Locate all lines with the word "this". Copy them.

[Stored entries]

** BEGIN **

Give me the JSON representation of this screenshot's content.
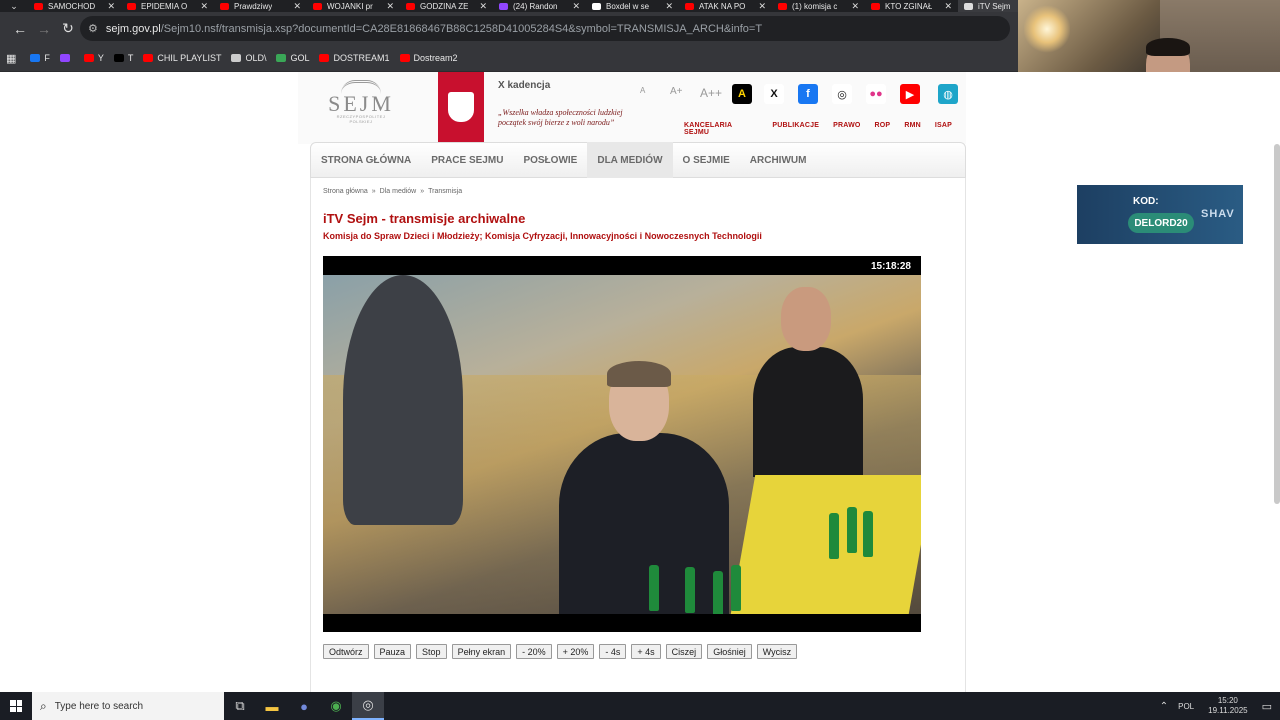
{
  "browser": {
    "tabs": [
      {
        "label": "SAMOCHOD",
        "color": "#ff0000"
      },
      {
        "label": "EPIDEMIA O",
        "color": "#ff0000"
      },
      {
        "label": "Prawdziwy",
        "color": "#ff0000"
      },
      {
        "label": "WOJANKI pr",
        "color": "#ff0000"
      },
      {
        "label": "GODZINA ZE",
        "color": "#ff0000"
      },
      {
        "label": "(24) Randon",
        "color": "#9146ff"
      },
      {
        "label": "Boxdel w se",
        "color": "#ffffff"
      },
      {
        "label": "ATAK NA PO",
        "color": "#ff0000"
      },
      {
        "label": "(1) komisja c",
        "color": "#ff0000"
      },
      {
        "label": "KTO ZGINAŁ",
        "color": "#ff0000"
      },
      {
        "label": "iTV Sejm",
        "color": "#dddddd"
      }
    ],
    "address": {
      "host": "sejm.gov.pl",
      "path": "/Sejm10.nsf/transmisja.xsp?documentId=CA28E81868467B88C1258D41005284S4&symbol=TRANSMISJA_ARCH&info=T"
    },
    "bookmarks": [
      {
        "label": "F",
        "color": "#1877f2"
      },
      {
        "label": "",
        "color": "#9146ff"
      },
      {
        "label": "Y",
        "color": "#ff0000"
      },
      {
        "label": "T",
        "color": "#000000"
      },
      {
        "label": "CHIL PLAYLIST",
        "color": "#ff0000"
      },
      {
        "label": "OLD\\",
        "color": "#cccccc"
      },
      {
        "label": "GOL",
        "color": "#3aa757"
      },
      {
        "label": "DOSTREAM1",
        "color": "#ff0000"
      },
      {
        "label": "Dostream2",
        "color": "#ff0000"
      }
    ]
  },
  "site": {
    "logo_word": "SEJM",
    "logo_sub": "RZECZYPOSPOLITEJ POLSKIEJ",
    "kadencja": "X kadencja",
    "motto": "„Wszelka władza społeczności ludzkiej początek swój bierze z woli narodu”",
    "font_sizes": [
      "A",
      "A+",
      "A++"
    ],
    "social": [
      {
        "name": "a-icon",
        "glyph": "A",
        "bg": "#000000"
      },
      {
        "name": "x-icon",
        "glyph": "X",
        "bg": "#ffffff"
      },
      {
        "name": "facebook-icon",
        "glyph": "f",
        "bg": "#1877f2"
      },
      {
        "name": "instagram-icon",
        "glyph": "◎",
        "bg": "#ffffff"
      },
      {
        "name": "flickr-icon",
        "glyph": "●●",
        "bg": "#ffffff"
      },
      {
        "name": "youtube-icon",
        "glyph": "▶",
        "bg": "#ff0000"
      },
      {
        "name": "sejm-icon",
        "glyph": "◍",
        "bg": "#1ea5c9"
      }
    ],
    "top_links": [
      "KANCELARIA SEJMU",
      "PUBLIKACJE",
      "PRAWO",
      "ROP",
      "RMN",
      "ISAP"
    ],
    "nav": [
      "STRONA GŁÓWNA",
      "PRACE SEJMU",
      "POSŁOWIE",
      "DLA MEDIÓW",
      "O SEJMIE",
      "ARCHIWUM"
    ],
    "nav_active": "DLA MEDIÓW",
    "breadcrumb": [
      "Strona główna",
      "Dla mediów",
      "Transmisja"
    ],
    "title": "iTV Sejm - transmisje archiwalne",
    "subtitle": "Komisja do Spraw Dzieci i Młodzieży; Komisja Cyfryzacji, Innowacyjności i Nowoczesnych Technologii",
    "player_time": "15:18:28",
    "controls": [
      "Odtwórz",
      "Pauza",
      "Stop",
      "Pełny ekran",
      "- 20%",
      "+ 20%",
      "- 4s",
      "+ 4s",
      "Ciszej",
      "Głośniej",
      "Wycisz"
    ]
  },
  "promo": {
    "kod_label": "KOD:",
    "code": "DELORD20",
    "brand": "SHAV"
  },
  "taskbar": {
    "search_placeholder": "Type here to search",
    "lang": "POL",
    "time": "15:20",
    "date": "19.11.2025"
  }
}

** END **
** BEGIN **

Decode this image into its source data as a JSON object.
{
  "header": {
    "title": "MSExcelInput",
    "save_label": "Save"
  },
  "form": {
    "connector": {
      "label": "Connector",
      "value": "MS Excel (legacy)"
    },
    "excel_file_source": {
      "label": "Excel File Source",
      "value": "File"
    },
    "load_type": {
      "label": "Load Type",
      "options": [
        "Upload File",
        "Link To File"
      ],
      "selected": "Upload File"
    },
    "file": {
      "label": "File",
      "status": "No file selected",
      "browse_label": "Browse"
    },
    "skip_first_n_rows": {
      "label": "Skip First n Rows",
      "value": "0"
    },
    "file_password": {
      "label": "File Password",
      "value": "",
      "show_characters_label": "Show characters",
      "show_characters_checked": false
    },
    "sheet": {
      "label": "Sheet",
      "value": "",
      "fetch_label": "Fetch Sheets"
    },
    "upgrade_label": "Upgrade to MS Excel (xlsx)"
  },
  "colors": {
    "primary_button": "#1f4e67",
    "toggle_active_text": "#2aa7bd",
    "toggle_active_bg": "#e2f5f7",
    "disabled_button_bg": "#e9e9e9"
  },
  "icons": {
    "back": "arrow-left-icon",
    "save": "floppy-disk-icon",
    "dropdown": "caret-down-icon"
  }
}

** END **

▶ THE OUTPUT:
Give me the JSON representation of this screenshot's content.
Decode this image into its source data as a JSON object.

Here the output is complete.